Towering inferno: Fire risk advisory - too little, too late

Subhasish Mitra (Wide Angle)

The Union health ministry and National Disaster Management Authority (NDMA) issued a joint advisory to states and UTs, directing that all accredited hospitals conduct thorough inspections of their electrical load capacity and address discrepancies, and obtain valid fire no-objection certificates (NOCs) from their respective fire departments.


The advisory comes in the wake of fire outbreaks in Delhi and Rajkot which point to gross neglect of rules and criminal failures.


Two devastating fire incidents within a span of less than 12 hours, which have snuffed out lives, many of them children, including, most heartbreakingly, newborns at a paediatric hospital in Delhi, are reminders of the shockingly low priority accorded to basic safety measures in Indian cities.

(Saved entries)

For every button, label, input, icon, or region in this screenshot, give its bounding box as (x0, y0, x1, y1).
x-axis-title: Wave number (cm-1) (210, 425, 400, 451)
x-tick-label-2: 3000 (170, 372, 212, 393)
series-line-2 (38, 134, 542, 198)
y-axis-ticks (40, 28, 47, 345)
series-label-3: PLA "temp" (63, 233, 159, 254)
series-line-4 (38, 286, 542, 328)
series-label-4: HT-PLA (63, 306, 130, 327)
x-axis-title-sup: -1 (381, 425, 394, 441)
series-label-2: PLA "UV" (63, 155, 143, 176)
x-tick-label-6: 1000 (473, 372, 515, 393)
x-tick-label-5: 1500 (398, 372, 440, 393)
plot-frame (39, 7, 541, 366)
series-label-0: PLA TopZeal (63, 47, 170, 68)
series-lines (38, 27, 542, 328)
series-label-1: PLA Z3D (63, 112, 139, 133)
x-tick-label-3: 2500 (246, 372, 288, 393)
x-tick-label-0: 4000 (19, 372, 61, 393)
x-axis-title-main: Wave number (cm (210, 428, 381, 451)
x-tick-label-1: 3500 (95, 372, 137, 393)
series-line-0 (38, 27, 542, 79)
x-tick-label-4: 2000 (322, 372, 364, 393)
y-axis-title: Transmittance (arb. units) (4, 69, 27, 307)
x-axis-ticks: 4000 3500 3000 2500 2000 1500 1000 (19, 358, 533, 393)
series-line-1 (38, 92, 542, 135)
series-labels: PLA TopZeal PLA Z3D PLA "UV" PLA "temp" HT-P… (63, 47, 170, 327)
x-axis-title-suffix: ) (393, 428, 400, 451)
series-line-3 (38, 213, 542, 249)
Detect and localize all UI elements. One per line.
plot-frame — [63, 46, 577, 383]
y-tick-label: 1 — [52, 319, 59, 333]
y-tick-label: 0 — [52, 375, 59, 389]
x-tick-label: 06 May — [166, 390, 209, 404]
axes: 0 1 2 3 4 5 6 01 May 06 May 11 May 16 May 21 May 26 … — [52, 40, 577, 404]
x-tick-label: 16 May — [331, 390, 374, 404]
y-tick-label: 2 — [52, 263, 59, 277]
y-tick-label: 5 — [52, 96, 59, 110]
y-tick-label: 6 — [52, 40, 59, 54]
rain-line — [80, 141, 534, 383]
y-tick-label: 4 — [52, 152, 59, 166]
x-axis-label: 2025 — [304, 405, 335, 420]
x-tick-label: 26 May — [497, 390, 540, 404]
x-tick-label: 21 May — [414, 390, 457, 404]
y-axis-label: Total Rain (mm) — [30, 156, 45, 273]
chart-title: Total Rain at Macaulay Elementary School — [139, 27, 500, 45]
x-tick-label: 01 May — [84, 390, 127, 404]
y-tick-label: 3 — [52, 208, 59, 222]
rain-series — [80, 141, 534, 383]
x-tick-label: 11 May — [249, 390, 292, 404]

[Task list]
1. According to the fire risk article, which two bodies issued the joint advisory to states and UTs?
2. Pick up the fire risk article after its final sentence and continue writing it.
None of the saved entries are needed here.

[Replies]
1. The Union health ministry and the National Disaster Management Authority (NDMA) issued it.

2.
The emerging details of the fire at a Rajkot indoor gaming centre evoke a terrible feeling of anger and grief. The gaming centre did not have an NoC from fire safety authorities, it had only one route for entry and exit and welding work was underway during business hours. While the Gujarat High Court has taken suo motu cognisance of the tragedy and asked the state government as well as the municipalities to submit a report on the functioning of gaming centres in these cities, a Delhi government investigation into the cause of the fire at a child care hospital is underway.


Fire preparedness is a well-developed discipline in most parts of the world. Yet outbreak after outbreak in the last three decades has highlighted the failure to learn from it and bring it into the design of public spaces, housing apartments, hospitals, commercial and office complexes.


Buildings in the country continue to be tinder boxes despite the all too similar conclusions of past investigations — be it the Uphaar Cinema tragedy in Delhi in 1997 or the Bengaluru residential complex blaze of 2010, the Kamala Mills inferno of 2017, Kolkata’s AMRI hospital fire in 2011 or outbreaks in hospitals during the Covid pandemic.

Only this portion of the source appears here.